◆ Problem to work on ◆
Reproduce all records verbatim.
---------- Data extract ----------
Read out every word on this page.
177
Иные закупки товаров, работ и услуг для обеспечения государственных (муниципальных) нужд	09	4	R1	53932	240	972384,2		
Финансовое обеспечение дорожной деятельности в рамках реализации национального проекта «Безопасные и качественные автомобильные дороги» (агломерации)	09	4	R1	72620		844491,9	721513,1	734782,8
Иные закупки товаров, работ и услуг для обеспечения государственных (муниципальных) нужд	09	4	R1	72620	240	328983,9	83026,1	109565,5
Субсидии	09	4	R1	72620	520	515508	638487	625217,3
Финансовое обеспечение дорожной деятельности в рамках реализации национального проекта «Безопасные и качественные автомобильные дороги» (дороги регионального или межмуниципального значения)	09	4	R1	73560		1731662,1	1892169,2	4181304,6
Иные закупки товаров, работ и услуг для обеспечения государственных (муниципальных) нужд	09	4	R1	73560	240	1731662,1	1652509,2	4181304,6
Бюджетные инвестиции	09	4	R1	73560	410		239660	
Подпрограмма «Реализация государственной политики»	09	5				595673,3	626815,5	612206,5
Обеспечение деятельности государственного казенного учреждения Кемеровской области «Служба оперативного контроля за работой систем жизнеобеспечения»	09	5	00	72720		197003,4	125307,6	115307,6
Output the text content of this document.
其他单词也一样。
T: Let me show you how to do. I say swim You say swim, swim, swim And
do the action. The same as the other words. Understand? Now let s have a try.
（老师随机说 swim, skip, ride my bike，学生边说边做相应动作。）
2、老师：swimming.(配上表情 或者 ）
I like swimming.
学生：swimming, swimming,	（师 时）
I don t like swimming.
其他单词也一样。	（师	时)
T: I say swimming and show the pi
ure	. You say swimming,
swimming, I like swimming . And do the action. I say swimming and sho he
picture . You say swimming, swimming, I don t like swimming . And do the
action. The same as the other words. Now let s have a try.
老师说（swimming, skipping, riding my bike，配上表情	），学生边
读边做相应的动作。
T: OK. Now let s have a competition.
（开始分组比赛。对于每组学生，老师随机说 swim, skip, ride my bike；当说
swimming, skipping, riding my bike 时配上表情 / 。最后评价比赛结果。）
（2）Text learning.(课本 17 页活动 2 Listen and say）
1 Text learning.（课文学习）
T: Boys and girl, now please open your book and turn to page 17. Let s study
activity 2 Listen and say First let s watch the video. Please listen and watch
----------
◆ Exercise answer ◆
Read out every word on this page.
177
Иные закупки товаров, работ и услуг для обеспечения государственных (муниципальных) нужд	09	4	R1	53932	240	972384,2		
Финансовое обеспечение дорожной деятельности в рамках реализации национального проекта «Безопасные и качественные автомобильные дороги» (агломерации)	09	4	R1	72620		844491,9	721513,1	734782,8
Иные закупки товаров, работ и услуг для обеспечения государственных (муниципальных) нужд	09	4	R1	72620	240	328983,9	83026,1	109565,5
Субсидии	09	4	R1	72620	520	515508	638487	625217,3
Финансовое обеспечение дорожной деятельности в рамках реализации национального проекта «Безопасные и качественные автомобильные дороги» (дороги регионального или межмуниципального значения)	09	4	R1	73560		1731662,1	1892169,2	4181304,6
Иные закупки товаров, работ и услуг для обеспечения государственных (муниципальных) нужд	09	4	R1	73560	240	1731662,1	1652509,2	4181304,6
Бюджетные инвестиции	09	4	R1	73560	410		239660	
Подпрограмма «Реализация государственной политики»	09	5				595673,3	626815,5	612206,5
Обеспечение деятельности государственного казенного учреждения Кемеровской области «Служба оперативного контроля за работой систем жизнеобеспечения»	09	5	00	72720		197003,4	125307,6	115307,6
Output the text content of this document.
其他单词也一样。
T: Let me show you how to do. I say swim You say swim, swim, swim And
do the action. The same as the other words. Understand? Now let s have a try.
（老师随机说 swim, skip, ride my bike，学生边说边做相应动作。）
2、老师：swimming.(配上表情 或者 ）
I like swimming.
学生：swimming, swimming,	（师 时）
I don t like swimming.
其他单词也一样。	（师	时)
T: I say swimming and show the pi
ure	. You say swimming,
swimming, I like swimming . And do the action. I say swimming and sho he
picture . You say swimming, swimming, I don t like swimming . And do the
action. The same as the other words. Now let s have a try.
老师说（swimming, skipping, riding my bike，配上表情	），学生边
读边做相应的动作。
T: OK. Now let s have a competition.
（开始分组比赛。对于每组学生，老师随机说 swim, skip, ride my bike；当说
swimming, skipping, riding my bike 时配上表情 / 。最后评价比赛结果。）
（2）Text learning.(课本 17 页活动 2 Listen and say）
1 Text learning.（课文学习）
T: Boys and girl, now please open your book and turn to page 17. Let s study
activity 2 Listen and say First let s watch the video. Please listen and watch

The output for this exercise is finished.